Figure collection entries
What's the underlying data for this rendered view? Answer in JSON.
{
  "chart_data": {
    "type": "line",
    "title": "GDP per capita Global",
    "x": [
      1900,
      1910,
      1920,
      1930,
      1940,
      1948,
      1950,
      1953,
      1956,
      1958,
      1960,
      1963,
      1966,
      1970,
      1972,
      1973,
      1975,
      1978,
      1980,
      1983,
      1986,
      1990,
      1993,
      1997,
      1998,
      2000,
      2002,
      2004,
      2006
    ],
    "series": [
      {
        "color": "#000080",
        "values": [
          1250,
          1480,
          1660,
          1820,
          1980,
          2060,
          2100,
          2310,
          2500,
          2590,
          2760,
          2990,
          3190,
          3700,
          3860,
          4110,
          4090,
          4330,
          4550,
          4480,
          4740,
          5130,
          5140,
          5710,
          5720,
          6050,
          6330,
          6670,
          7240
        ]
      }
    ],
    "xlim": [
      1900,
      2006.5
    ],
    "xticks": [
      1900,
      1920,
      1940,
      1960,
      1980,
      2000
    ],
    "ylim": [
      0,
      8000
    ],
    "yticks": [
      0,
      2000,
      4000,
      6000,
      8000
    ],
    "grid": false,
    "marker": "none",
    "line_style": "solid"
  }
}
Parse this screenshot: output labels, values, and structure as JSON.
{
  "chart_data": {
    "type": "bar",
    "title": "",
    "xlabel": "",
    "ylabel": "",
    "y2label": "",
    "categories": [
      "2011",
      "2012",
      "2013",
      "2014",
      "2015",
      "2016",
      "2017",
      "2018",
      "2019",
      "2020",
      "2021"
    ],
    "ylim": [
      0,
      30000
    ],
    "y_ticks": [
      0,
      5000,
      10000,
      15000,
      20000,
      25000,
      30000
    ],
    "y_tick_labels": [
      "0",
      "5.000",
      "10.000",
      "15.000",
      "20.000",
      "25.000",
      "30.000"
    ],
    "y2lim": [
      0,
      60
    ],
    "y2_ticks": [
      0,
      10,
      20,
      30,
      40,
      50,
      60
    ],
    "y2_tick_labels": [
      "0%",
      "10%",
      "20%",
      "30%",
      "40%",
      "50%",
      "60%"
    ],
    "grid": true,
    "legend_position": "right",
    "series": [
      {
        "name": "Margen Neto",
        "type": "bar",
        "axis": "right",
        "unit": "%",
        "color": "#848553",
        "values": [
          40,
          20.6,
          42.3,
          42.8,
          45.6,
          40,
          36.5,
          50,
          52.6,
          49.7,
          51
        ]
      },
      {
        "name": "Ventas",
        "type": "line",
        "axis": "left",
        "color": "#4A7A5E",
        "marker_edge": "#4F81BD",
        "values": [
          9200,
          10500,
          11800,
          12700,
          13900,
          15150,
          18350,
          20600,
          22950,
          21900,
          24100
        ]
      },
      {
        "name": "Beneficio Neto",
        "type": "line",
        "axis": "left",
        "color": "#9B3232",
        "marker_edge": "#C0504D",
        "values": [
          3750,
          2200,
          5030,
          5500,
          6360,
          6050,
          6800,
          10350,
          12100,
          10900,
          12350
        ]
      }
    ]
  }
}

● Exercise task:
For each line above that contains the word "color", copy that line.

● The result:
        "color": "#000080",
        "color": "#848553",
        "color": "#4A7A5E",
        "color": "#9B3232",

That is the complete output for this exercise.